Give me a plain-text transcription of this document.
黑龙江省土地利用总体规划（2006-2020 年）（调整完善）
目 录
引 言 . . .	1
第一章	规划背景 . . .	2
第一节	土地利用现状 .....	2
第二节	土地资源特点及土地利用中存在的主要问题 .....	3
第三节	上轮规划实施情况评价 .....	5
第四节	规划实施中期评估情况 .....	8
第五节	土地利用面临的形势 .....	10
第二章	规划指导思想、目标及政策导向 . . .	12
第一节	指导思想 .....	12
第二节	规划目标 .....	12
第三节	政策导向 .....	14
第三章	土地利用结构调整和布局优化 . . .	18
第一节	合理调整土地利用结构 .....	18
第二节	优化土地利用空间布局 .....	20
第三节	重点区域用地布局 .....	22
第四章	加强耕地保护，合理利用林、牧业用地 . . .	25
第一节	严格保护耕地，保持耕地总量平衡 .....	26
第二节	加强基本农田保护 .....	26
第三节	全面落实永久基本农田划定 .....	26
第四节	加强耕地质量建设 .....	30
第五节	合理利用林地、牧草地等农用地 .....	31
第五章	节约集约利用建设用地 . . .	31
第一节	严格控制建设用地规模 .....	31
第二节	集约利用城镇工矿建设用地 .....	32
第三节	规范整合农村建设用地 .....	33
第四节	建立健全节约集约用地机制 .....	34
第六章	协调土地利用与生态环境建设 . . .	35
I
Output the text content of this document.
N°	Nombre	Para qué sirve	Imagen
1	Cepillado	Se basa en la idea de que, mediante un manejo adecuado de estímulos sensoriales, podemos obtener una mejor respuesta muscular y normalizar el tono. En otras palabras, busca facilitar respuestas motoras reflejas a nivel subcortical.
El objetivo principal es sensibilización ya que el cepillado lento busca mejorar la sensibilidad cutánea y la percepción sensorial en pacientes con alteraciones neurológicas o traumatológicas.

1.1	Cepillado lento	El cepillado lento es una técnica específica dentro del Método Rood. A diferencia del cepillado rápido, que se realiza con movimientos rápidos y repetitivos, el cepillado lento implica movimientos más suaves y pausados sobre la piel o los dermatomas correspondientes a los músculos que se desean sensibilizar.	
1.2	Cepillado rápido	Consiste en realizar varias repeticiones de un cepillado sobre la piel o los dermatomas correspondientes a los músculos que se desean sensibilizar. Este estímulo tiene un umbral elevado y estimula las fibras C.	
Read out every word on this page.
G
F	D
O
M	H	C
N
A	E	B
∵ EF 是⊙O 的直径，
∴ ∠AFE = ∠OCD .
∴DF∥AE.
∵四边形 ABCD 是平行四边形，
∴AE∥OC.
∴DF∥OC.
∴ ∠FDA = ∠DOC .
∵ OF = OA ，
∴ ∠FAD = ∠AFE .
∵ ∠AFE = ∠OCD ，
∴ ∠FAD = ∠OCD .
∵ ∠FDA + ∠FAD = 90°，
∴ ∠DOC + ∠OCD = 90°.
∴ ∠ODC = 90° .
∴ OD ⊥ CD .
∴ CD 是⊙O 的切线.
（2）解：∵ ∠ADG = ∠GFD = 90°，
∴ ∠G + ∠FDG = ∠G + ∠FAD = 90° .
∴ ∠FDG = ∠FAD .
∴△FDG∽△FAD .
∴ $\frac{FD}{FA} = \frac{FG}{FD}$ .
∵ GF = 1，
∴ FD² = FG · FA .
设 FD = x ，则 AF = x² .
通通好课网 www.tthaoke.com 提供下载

__AIM__:
Every record above should be output exactly.

__RESPONSE FOR THIS EXERCISE__:
Give me a plain-text transcription of this document.
黑龙江省土地利用总体规划（2006-2020 年）（调整完善）
目 录
引 言 . . .	1
第一章	规划背景 . . .	2
第一节	土地利用现状 .....	2
第二节	土地资源特点及土地利用中存在的主要问题 .....	3
第三节	上轮规划实施情况评价 .....	5
第四节	规划实施中期评估情况 .....	8
第五节	土地利用面临的形势 .....	10
第二章	规划指导思想、目标及政策导向 . . .	12
第一节	指导思想 .....	12
第二节	规划目标 .....	12
第三节	政策导向 .....	14
第三章	土地利用结构调整和布局优化 . . .	18
第一节	合理调整土地利用结构 .....	18
第二节	优化土地利用空间布局 .....	20
第三节	重点区域用地布局 .....	22
第四章	加强耕地保护，合理利用林、牧业用地 . . .	25
第一节	严格保护耕地，保持耕地总量平衡 .....	26
第二节	加强基本农田保护 .....	26
第三节	全面落实永久基本农田划定 .....	26
第四节	加强耕地质量建设 .....	30
第五节	合理利用林地、牧草地等农用地 .....	31
第五章	节约集约利用建设用地 . . .	31
第一节	严格控制建设用地规模 .....	31
第二节	集约利用城镇工矿建设用地 .....	32
第三节	规范整合农村建设用地 .....	33
第四节	建立健全节约集约用地机制 .....	34
第六章	协调土地利用与生态环境建设 . . .	35
I
Output the text content of this document.
N°	Nombre	Para qué sirve	Imagen
1	Cepillado	Se basa en la idea de que, mediante un manejo adecuado de estímulos sensoriales, podemos obtener una mejor respuesta muscular y normalizar el tono. En otras palabras, busca facilitar respuestas motoras reflejas a nivel subcortical.
El objetivo principal es sensibilización ya que el cepillado lento busca mejorar la sensibilidad cutánea y la percepción sensorial en pacientes con alteraciones neurológicas o traumatológicas.

1.1	Cepillado lento	El cepillado lento es una técnica específica dentro del Método Rood. A diferencia del cepillado rápido, que se realiza con movimientos rápidos y repetitivos, el cepillado lento implica movimientos más suaves y pausados sobre la piel o los dermatomas correspondientes a los músculos que se desean sensibilizar.	
1.2	Cepillado rápido	Consiste en realizar varias repeticiones de un cepillado sobre la piel o los dermatomas correspondientes a los músculos que se desean sensibilizar. Este estímulo tiene un umbral elevado y estimula las fibras C.	
Read out every word on this page.
G
F	D
O
M	H	C
N
A	E	B
∵ EF 是⊙O 的直径，
∴ ∠AFE = ∠OCD .
∴DF∥AE.
∵四边形 ABCD 是平行四边形，
∴AE∥OC.
∴DF∥OC.
∴ ∠FDA = ∠DOC .
∵ OF = OA ，
∴ ∠FAD = ∠AFE .
∵ ∠AFE = ∠OCD ，
∴ ∠FAD = ∠OCD .
∵ ∠FDA + ∠FAD = 90°，
∴ ∠DOC + ∠OCD = 90°.
∴ ∠ODC = 90° .
∴ OD ⊥ CD .
∴ CD 是⊙O 的切线.
（2）解：∵ ∠ADG = ∠GFD = 90°，
∴ ∠G + ∠FDG = ∠G + ∠FAD = 90° .
∴ ∠FDG = ∠FAD .
∴△FDG∽△FAD .
∴ $\frac{FD}{FA} = \frac{FG}{FD}$ .
∵ GF = 1，
∴ FD² = FG · FA .
设 FD = x ，则 AF = x² .
通通好课网 www.tthaoke.com 提供下载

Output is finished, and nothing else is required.